[Excerpted text — start]
The new labor system formed from successfully commercializing the use of interchangeable parts, allowed employers to break up tasks into departments. American factories focused on using labor more efficiently, with semi-skilled workers, distinct from British manufacturing.

“If you’re looking in terms of ‘will manufacturing production get back to 20 million [workers] where it was in 1979’ — no,” manufacturing economist, Daniel Meckstroth, told the Wall Street Journal 10 years ago when American manufacturing started to show an uptick. 

The U.S. dominated manufacturing globally until about the ‘70s when corporations moved labor offshore to save money. But now, companies are learning that it is more cost effective to produce domestically.

Manufacturing is an area of special focus for Nevada officials working to attract new businesses to the state.

“While we are happy to work with every company, we do sort of have those key industries in mind, and manufacturing and logistics are definitely one of those,” said Melanie Sheldon, director of business development for GOED, in an interview. 

Sheldon said manufacturing companies are moving into Nevada for many reasons, including the strong labor force, availability of land and the low tax and regulatory climate.

“Nevada, in general, has really become attractive [to manufacturers] for a variety of reasons,” she said, “whether it's competitive utility rates for commercial operations, major industrial perks … available [buildings and] developed land zoned for industrial use.”

One of the biggest victories the state, and specifically GOED, has ever had in attracting large manufacturers was the Tesla lithium-ion battery factory. Announced in 2014 and located east of Reno in Storey County, it had a lot to do with the transformation of the Northern Nevada economy.

At a 2014 press conference, Tesla’s co-founder and CEO Elon Musk said there were many reasons he chose the Battle Born state for the company’s national manufacturing operations, besides the $1.25 billion tax break it received to manufacture ​​electric car batteries in Northern Nevada eight years ago.

Tax incentives are statutory in Nevada but only if a business qualifies for them, which is decided by lawmakers. 

“[Abatements] are basically available to any company that meets the statutory criteria,” Sheldon said. “And that is around job, wages and capital equipment investment in the state.”

At a June meeting, the governor’s economic development board approved tax abatements for several factories, adding up to more than $65 million in savings for companies over the next 10 years. 

The requirements each company had to meet to be eligible for the tax incentives include:

  • Offering competitive pay that is 100 percent of the average statewide hourly wage
  • Generating 50 percent of revenue from outside the state, bringing in new dollars
  • Hiring 50 or more full-time employees in urban areas and 10 or more in rural areas. 

“I think the abatements have been quite a good draw card for manufacturing companies … which in turn has helped us sort of fulfill our mission of diversity, diversifying the economy, bringing new industries, bringing different industries and maybe offering alternative jobs for Nevadans,” Sheldon said.

Moving to Nevada from California, a polystyrene manufacturing company is set to open in Clark County in June, and has already broken ground. Tom Akers, the contact for FMI, the California-bred foam company, said the tax climate in Nevada made the state favorable for relocation.

Additionally, Akers said officials were hands on and supportive throughout the process of relocating.

“They cared,” Akers said. “I guess they were really showing us that they really care about business.”

He said the company is currently working with job centers and local colleges, such as the College of Southern Nevada, to provide workers with paid vocational training in advanced manufacturing. 

Sheldon said the goal at GOED is not to compete with the hospitality and leisure sector but to diversify the local workforce with promising industries. And after years of gradually moving to Nevada, factories, production facilities and warehouses are starting to help balance out the local workforce.

“[This] is really great for us in economic development, because we have the current flowing in our direction,” Potts said. “The winds at our back, as they might say.”
[Excerpted text — finish]
- **Complete the following**
(1) Answer these questions from the article on Nevada manufacturing, one answer per line:
(a) In what year was the Tesla battery factory announced, and in which county is it located?
(b) How much in savings did the tax abatements approved at the June meeting add up to, and over what period?
(c) Which college does the text name as one that FMI is working with to provide vocational training?
(2) Extract the passage of the article on Nevada manufacturing from "Moving to Nevada from" to "favorable for relocation.", copying it word for word.
(3) List every requirement that the article on Nevada manufacturing says each company had to meet to be eligible for the tax incentives.
[Given information — start]
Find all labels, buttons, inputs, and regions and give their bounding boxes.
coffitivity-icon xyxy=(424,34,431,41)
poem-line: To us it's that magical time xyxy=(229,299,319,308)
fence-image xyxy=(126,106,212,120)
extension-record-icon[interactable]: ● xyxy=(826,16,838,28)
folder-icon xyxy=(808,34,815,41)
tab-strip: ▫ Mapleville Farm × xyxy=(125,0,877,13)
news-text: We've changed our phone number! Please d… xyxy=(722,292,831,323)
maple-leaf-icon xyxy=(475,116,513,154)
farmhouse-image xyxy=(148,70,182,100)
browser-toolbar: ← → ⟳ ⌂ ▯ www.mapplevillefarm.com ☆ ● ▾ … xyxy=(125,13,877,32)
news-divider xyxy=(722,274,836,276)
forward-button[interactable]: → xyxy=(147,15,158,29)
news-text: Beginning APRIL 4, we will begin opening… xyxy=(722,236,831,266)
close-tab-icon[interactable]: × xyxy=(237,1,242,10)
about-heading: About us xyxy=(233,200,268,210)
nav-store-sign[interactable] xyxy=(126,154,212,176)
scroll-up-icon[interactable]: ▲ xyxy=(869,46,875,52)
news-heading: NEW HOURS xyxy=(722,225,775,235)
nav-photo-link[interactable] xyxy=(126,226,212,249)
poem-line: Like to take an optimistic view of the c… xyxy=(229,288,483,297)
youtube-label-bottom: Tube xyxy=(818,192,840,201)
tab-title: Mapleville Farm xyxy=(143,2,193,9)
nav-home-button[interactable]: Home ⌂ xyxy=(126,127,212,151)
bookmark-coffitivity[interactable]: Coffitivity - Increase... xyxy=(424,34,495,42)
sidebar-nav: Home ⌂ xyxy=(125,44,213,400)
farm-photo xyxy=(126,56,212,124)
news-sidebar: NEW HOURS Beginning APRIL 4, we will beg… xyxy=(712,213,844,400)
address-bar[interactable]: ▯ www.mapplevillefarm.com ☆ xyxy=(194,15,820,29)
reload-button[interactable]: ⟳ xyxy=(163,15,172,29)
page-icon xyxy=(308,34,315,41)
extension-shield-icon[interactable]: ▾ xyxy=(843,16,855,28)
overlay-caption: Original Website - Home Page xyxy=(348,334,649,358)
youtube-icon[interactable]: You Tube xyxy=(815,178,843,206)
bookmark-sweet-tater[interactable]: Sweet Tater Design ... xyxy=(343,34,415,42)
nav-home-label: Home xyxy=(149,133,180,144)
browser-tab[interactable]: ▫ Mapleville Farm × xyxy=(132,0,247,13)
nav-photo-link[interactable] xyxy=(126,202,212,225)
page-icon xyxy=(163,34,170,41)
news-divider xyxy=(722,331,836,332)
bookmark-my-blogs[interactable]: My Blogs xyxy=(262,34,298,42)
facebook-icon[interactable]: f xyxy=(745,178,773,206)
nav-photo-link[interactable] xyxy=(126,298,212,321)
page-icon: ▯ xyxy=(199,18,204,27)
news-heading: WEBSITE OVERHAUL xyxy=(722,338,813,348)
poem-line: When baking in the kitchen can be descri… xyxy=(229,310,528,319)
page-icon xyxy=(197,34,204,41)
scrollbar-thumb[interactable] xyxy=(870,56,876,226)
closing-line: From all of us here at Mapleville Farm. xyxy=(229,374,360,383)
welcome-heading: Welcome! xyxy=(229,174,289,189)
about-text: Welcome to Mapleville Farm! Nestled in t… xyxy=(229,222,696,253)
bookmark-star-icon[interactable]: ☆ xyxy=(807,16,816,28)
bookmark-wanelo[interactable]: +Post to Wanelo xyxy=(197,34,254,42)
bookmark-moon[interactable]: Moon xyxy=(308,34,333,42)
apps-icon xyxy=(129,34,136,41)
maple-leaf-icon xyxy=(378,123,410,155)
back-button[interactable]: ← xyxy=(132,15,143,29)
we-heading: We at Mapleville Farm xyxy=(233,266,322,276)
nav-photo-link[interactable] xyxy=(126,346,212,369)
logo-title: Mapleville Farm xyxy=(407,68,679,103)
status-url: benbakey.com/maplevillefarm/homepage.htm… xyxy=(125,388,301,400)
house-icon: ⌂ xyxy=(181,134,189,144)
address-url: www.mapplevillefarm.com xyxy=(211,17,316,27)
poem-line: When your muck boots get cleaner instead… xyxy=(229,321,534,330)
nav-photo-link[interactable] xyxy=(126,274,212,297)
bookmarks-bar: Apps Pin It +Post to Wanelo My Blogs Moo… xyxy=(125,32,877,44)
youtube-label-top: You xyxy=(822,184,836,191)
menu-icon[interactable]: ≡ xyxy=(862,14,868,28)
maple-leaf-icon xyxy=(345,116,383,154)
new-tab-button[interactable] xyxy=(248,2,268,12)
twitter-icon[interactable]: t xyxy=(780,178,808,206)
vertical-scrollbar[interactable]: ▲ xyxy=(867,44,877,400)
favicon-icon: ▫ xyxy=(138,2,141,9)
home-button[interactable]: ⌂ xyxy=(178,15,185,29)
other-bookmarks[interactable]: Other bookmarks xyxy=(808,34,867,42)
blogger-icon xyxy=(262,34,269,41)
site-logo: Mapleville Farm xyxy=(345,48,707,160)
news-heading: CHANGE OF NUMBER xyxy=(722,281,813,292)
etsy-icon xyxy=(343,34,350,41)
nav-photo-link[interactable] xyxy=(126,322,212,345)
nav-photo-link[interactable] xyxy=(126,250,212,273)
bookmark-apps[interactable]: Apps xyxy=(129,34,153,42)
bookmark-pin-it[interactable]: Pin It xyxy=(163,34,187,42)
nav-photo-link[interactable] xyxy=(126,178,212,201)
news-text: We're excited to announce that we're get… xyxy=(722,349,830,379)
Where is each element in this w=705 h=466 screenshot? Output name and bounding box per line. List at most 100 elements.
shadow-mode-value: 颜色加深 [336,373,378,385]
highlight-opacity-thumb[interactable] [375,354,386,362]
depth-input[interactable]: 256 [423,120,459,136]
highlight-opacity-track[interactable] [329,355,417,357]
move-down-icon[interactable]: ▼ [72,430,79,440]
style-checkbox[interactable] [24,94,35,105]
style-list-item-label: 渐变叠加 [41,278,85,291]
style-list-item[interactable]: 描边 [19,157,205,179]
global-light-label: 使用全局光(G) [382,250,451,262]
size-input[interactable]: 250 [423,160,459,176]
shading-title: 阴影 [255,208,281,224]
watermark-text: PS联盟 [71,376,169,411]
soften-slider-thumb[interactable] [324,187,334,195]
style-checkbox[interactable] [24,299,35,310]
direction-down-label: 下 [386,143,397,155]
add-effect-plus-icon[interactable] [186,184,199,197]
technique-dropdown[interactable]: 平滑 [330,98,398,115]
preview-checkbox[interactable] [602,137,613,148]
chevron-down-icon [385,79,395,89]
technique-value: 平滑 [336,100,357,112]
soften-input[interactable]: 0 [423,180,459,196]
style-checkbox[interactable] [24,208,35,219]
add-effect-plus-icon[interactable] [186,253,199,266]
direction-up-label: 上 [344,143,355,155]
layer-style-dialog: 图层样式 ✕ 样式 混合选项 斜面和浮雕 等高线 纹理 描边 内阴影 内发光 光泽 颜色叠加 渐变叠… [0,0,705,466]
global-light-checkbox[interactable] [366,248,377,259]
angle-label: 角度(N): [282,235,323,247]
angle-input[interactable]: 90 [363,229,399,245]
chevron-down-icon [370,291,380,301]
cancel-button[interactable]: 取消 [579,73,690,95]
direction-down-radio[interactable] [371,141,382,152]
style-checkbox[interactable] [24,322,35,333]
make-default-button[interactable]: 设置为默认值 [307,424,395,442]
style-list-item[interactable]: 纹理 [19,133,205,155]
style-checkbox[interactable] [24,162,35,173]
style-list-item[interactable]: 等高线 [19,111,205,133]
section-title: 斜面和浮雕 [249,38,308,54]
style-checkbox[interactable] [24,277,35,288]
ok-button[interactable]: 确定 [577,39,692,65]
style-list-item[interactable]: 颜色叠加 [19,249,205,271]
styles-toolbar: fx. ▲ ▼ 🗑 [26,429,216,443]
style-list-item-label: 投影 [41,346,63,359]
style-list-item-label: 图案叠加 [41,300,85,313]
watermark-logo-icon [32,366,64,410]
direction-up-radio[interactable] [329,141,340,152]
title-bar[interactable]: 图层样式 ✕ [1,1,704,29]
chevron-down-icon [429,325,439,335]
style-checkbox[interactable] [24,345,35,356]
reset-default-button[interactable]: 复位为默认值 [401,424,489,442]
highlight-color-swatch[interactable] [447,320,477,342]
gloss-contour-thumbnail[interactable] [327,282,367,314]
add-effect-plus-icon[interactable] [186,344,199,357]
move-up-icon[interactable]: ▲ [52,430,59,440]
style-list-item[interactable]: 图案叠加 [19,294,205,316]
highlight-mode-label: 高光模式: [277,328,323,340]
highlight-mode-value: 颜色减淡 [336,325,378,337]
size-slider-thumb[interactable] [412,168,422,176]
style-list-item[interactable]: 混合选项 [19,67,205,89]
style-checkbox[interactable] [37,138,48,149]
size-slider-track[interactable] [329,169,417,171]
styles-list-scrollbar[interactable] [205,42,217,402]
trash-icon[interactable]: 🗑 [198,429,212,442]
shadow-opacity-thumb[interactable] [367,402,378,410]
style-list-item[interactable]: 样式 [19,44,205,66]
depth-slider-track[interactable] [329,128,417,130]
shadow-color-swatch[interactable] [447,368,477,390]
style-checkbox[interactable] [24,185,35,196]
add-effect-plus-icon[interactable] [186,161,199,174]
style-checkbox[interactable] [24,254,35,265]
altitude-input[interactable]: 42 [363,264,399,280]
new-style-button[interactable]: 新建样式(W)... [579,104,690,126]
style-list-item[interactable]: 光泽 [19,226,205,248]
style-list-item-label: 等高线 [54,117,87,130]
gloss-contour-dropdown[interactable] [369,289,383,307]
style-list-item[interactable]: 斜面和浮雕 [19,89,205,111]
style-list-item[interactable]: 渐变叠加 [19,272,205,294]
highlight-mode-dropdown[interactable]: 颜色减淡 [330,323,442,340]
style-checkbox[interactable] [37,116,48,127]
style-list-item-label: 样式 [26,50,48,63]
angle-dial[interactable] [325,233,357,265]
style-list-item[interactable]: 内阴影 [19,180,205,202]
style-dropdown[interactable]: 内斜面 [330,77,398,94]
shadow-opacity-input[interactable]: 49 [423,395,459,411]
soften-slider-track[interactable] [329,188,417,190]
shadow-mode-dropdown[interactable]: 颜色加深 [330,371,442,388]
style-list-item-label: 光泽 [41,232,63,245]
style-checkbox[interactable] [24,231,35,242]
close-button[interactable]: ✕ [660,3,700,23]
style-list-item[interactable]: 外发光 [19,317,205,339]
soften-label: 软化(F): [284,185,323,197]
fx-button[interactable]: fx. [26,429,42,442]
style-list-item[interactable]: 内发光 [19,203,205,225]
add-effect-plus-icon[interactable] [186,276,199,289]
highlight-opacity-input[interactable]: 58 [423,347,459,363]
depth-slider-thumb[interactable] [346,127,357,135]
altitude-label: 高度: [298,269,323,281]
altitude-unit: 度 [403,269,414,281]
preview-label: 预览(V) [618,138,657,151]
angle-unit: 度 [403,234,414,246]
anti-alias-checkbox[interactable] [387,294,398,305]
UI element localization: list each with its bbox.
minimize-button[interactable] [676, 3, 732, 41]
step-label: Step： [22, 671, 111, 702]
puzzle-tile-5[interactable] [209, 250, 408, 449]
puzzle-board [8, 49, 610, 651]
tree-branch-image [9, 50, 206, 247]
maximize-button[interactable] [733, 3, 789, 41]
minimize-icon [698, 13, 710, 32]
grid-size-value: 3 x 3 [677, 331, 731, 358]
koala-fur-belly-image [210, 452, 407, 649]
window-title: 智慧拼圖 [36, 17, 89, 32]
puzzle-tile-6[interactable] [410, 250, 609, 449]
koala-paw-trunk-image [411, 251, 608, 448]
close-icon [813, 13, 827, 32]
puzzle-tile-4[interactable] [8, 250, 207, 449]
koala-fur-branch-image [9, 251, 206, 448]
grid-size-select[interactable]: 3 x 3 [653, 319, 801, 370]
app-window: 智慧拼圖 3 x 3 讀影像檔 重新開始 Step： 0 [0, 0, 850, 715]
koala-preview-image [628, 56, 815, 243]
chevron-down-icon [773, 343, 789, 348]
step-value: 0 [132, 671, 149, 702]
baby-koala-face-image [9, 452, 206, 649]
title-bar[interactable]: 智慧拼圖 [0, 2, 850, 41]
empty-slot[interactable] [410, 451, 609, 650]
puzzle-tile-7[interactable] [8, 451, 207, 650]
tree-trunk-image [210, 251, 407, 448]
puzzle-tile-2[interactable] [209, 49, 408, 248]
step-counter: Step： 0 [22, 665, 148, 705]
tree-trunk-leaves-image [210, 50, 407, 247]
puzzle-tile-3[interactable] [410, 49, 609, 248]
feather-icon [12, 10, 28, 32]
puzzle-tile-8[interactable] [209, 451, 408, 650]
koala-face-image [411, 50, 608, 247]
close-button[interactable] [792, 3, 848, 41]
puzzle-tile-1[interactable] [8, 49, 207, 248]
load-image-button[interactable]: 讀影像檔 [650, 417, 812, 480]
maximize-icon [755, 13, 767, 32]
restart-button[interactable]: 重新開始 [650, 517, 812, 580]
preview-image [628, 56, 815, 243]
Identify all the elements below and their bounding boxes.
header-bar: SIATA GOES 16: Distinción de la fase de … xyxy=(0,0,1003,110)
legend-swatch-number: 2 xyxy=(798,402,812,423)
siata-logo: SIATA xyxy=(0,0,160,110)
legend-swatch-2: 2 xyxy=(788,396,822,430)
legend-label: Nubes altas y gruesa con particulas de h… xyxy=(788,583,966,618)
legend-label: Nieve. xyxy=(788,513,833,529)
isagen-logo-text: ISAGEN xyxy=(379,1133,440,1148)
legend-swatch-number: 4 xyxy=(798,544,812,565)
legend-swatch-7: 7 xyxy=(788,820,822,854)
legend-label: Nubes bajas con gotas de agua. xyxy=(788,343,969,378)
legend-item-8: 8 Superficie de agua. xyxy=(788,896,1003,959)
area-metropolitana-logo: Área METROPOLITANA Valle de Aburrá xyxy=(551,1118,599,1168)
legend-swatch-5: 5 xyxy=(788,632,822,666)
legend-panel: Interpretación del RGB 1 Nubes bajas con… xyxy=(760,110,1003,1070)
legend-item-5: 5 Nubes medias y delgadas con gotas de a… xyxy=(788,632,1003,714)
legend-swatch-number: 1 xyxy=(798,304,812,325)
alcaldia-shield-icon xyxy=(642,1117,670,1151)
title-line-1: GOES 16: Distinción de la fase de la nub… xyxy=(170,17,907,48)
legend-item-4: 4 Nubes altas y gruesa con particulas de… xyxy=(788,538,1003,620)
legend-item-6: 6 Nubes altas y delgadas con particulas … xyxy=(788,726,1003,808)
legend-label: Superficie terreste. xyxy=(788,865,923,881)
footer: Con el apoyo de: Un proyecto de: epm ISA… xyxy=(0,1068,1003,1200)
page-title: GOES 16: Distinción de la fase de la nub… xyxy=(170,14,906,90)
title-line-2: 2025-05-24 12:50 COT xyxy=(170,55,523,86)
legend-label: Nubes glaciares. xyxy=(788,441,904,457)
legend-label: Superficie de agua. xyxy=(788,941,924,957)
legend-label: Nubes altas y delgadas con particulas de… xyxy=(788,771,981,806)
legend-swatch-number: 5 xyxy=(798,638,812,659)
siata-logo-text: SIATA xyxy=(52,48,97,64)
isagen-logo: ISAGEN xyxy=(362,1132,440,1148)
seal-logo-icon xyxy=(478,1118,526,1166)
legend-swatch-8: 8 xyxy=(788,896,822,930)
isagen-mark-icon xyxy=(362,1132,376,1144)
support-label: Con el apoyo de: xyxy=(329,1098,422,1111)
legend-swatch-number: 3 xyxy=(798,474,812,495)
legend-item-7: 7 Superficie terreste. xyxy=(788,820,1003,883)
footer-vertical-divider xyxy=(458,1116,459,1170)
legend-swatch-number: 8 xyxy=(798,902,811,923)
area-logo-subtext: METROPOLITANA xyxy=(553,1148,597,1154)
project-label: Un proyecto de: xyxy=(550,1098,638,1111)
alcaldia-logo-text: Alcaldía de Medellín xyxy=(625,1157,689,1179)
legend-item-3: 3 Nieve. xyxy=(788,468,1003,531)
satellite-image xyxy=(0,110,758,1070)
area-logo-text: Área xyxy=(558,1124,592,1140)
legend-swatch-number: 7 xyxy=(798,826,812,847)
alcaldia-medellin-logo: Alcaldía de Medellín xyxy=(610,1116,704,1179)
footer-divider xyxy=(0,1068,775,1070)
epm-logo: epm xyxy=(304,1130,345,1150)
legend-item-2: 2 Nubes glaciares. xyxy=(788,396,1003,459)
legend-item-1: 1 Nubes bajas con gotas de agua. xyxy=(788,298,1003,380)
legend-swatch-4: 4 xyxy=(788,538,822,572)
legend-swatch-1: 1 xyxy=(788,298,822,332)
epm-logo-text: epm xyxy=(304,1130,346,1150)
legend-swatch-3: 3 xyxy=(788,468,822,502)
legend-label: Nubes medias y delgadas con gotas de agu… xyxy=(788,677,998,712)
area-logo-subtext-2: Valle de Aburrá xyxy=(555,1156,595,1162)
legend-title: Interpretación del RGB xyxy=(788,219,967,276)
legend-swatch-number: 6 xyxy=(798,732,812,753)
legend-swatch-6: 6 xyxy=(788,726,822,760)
[Given information — finish]
- **Solution list**
(1)
(a) It was announced in 2014 and is located in Storey County.
(b) More than $65 million over the next 10 years.
(c) The College of Southern Nevada.

(2)
Moving to Nevada from California, a polystyrene manufacturing company is set to open in Clark County in June, and has already broken ground. Tom Akers, the contact for FMI, the California-bred foam company, said the tax climate in Nevada made the state favorable for relocation.

(3)
- Offering competitive pay that is 100 percent of the average statewide hourly wage
- Generating 50 percent of revenue from outside the state, bringing in new dollars
- Hiring 50 or more full-time employees in urban areas and 10 or more in rural areas